- Stated exercise: A verbatim copy of the records is required, with all pictures left out.

- Input for this task:
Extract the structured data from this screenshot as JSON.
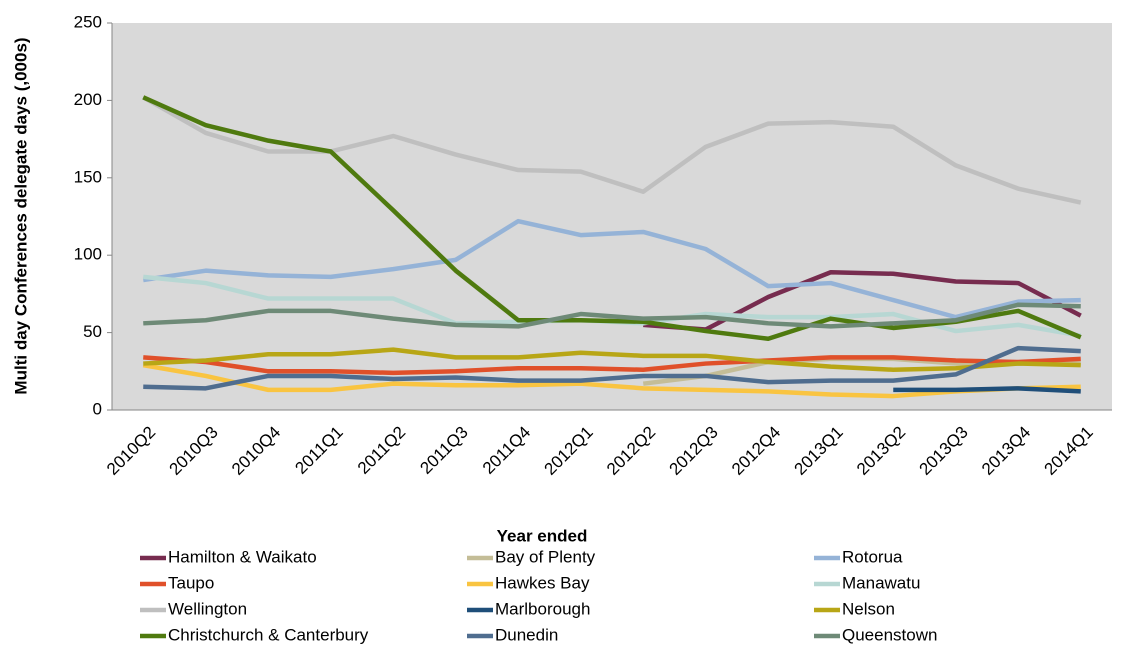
{
  "chart_data": {
    "type": "line",
    "y_label": "Multi day Conferences delegate days (,000s)",
    "x_label": "Year ended",
    "categories": [
      "2010Q2",
      "2010Q3",
      "2010Q4",
      "2011Q1",
      "2011Q2",
      "2011Q3",
      "2011Q4",
      "2012Q1",
      "2012Q2",
      "2012Q3",
      "2012Q4",
      "2013Q1",
      "2013Q2",
      "2013Q3",
      "2013Q4",
      "2014Q1"
    ],
    "ylim": [
      0,
      250
    ],
    "yticks": [
      0,
      50,
      100,
      150,
      200,
      250
    ],
    "grid": false,
    "legend": "bottom",
    "series": [
      {
        "name": "Hamilton & Waikato",
        "color": "#772c4f",
        "values": [
          null,
          null,
          null,
          null,
          null,
          null,
          null,
          null,
          55,
          52,
          73,
          89,
          88,
          83,
          82,
          61
        ]
      },
      {
        "name": "Bay of Plenty",
        "color": "#c4bd97",
        "values": [
          null,
          null,
          null,
          null,
          null,
          null,
          null,
          null,
          17,
          22,
          31,
          33,
          33,
          30,
          30,
          30
        ]
      },
      {
        "name": "Rotorua",
        "color": "#95b3d7",
        "values": [
          84,
          90,
          87,
          86,
          91,
          97,
          122,
          113,
          115,
          104,
          80,
          82,
          71,
          60,
          70,
          71
        ]
      },
      {
        "name": "Taupo",
        "color": "#e0502a",
        "values": [
          34,
          31,
          25,
          25,
          24,
          25,
          27,
          27,
          26,
          30,
          32,
          34,
          34,
          32,
          31,
          33
        ]
      },
      {
        "name": "Hawkes Bay",
        "color": "#f9c441",
        "values": [
          29,
          22,
          13,
          13,
          17,
          16,
          16,
          17,
          14,
          13,
          12,
          10,
          9,
          12,
          14,
          15
        ]
      },
      {
        "name": "Manawatu",
        "color": "#b7d7d3",
        "values": [
          86,
          82,
          72,
          72,
          72,
          56,
          57,
          58,
          56,
          62,
          60,
          60,
          62,
          51,
          55,
          48
        ]
      },
      {
        "name": "Wellington",
        "color": "#bfbfbf",
        "values": [
          202,
          179,
          167,
          167,
          177,
          165,
          155,
          154,
          141,
          170,
          185,
          186,
          183,
          158,
          143,
          134
        ]
      },
      {
        "name": "Marlborough",
        "color": "#1f4e79",
        "values": [
          null,
          null,
          null,
          null,
          null,
          null,
          null,
          null,
          null,
          null,
          null,
          null,
          13,
          13,
          14,
          12
        ]
      },
      {
        "name": "Nelson",
        "color": "#b8a616",
        "values": [
          30,
          32,
          36,
          36,
          39,
          34,
          34,
          37,
          35,
          35,
          31,
          28,
          26,
          27,
          30,
          29
        ]
      },
      {
        "name": "Christchurch & Canterbury",
        "color": "#4f7a0f",
        "values": [
          202,
          184,
          174,
          167,
          129,
          90,
          58,
          58,
          57,
          51,
          46,
          59,
          53,
          57,
          64,
          47
        ]
      },
      {
        "name": "Dunedin",
        "color": "#4f6d8f",
        "values": [
          15,
          14,
          22,
          22,
          20,
          21,
          19,
          19,
          22,
          22,
          18,
          19,
          19,
          23,
          40,
          38
        ]
      },
      {
        "name": "Queenstown",
        "color": "#6e8a77",
        "values": [
          56,
          58,
          64,
          64,
          59,
          55,
          54,
          62,
          59,
          60,
          56,
          54,
          56,
          58,
          68,
          67
        ]
      }
    ]
  }
}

- Expected answer:
Extract the structured data from this screenshot as JSON.
{
  "chart_data": {
    "type": "line",
    "y_label": "Multi day Conferences delegate days (,000s)",
    "x_label": "Year ended",
    "categories": [
      "2010Q2",
      "2010Q3",
      "2010Q4",
      "2011Q1",
      "2011Q2",
      "2011Q3",
      "2011Q4",
      "2012Q1",
      "2012Q2",
      "2012Q3",
      "2012Q4",
      "2013Q1",
      "2013Q2",
      "2013Q3",
      "2013Q4",
      "2014Q1"
    ],
    "ylim": [
      0,
      250
    ],
    "yticks": [
      0,
      50,
      100,
      150,
      200,
      250
    ],
    "grid": false,
    "legend": "bottom",
    "series": [
      {
        "name": "Hamilton & Waikato",
        "color": "#772c4f",
        "values": [
          null,
          null,
          null,
          null,
          null,
          null,
          null,
          null,
          55,
          52,
          73,
          89,
          88,
          83,
          82,
          61
        ]
      },
      {
        "name": "Bay of Plenty",
        "color": "#c4bd97",
        "values": [
          null,
          null,
          null,
          null,
          null,
          null,
          null,
          null,
          17,
          22,
          31,
          33,
          33,
          30,
          30,
          30
        ]
      },
      {
        "name": "Rotorua",
        "color": "#95b3d7",
        "values": [
          84,
          90,
          87,
          86,
          91,
          97,
          122,
          113,
          115,
          104,
          80,
          82,
          71,
          60,
          70,
          71
        ]
      },
      {
        "name": "Taupo",
        "color": "#e0502a",
        "values": [
          34,
          31,
          25,
          25,
          24,
          25,
          27,
          27,
          26,
          30,
          32,
          34,
          34,
          32,
          31,
          33
        ]
      },
      {
        "name": "Hawkes Bay",
        "color": "#f9c441",
        "values": [
          29,
          22,
          13,
          13,
          17,
          16,
          16,
          17,
          14,
          13,
          12,
          10,
          9,
          12,
          14,
          15
        ]
      },
      {
        "name": "Manawatu",
        "color": "#b7d7d3",
        "values": [
          86,
          82,
          72,
          72,
          72,
          56,
          57,
          58,
          56,
          62,
          60,
          60,
          62,
          51,
          55,
          48
        ]
      },
      {
        "name": "Wellington",
        "color": "#bfbfbf",
        "values": [
          202,
          179,
          167,
          167,
          177,
          165,
          155,
          154,
          141,
          170,
          185,
          186,
          183,
          158,
          143,
          134
        ]
      },
      {
        "name": "Marlborough",
        "color": "#1f4e79",
        "values": [
          null,
          null,
          null,
          null,
          null,
          null,
          null,
          null,
          null,
          null,
          null,
          null,
          13,
          13,
          14,
          12
        ]
      },
      {
        "name": "Nelson",
        "color": "#b8a616",
        "values": [
          30,
          32,
          36,
          36,
          39,
          34,
          34,
          37,
          35,
          35,
          31,
          28,
          26,
          27,
          30,
          29
        ]
      },
      {
        "name": "Christchurch & Canterbury",
        "color": "#4f7a0f",
        "values": [
          202,
          184,
          174,
          167,
          129,
          90,
          58,
          58,
          57,
          51,
          46,
          59,
          53,
          57,
          64,
          47
        ]
      },
      {
        "name": "Dunedin",
        "color": "#4f6d8f",
        "values": [
          15,
          14,
          22,
          22,
          20,
          21,
          19,
          19,
          22,
          22,
          18,
          19,
          19,
          23,
          40,
          38
        ]
      },
      {
        "name": "Queenstown",
        "color": "#6e8a77",
        "values": [
          56,
          58,
          64,
          64,
          59,
          55,
          54,
          62,
          59,
          60,
          56,
          54,
          56,
          58,
          68,
          67
        ]
      }
    ]
  }
}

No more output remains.